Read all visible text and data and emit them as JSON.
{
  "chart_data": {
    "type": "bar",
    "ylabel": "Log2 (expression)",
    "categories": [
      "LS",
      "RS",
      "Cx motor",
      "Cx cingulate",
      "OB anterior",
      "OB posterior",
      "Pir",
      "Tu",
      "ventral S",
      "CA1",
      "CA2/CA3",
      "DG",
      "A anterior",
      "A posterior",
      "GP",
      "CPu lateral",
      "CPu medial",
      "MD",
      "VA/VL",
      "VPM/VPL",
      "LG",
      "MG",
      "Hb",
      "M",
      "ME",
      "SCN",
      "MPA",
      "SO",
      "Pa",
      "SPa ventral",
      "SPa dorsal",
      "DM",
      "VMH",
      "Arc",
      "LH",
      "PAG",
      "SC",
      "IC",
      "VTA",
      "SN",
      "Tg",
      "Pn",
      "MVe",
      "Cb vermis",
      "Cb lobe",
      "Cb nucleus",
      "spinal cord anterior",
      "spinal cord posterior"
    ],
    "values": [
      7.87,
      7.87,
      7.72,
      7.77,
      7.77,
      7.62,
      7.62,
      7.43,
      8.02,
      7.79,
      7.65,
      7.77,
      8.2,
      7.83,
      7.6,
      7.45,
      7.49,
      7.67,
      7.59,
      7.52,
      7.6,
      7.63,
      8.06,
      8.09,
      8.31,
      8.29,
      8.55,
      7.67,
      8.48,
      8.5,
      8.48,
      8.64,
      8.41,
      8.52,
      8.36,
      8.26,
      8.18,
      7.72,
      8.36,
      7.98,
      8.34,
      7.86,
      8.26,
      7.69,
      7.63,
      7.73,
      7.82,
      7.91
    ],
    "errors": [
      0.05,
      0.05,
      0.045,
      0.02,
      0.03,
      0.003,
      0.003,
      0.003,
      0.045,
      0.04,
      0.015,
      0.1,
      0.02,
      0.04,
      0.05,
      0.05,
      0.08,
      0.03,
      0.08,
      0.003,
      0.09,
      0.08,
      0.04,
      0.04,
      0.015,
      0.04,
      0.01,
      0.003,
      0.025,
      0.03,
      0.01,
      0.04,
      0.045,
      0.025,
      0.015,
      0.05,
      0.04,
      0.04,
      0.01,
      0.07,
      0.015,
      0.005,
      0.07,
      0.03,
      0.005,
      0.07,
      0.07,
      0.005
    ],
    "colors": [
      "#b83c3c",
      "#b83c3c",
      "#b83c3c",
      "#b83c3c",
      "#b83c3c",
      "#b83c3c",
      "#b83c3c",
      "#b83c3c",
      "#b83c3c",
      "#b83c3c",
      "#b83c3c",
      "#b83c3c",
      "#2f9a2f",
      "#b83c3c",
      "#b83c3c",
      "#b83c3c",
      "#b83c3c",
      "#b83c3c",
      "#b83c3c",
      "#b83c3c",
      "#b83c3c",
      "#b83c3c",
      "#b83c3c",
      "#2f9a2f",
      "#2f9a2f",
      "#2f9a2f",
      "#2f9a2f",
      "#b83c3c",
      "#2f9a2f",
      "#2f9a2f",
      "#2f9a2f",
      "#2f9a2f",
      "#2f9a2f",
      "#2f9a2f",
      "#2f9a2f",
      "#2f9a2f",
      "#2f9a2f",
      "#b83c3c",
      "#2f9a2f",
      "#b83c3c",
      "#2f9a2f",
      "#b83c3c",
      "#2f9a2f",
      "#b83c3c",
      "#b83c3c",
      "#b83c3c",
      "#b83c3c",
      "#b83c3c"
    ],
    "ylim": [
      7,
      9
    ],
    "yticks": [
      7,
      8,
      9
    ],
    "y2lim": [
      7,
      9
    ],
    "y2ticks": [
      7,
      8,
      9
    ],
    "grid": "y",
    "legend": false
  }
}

▶ _Exercise aim_: Show all lines from the records above where the word "posterior" occurs.

▶ _Exercise result_:
      "OB posterior",
      "A posterior",
      "spinal cord posterior"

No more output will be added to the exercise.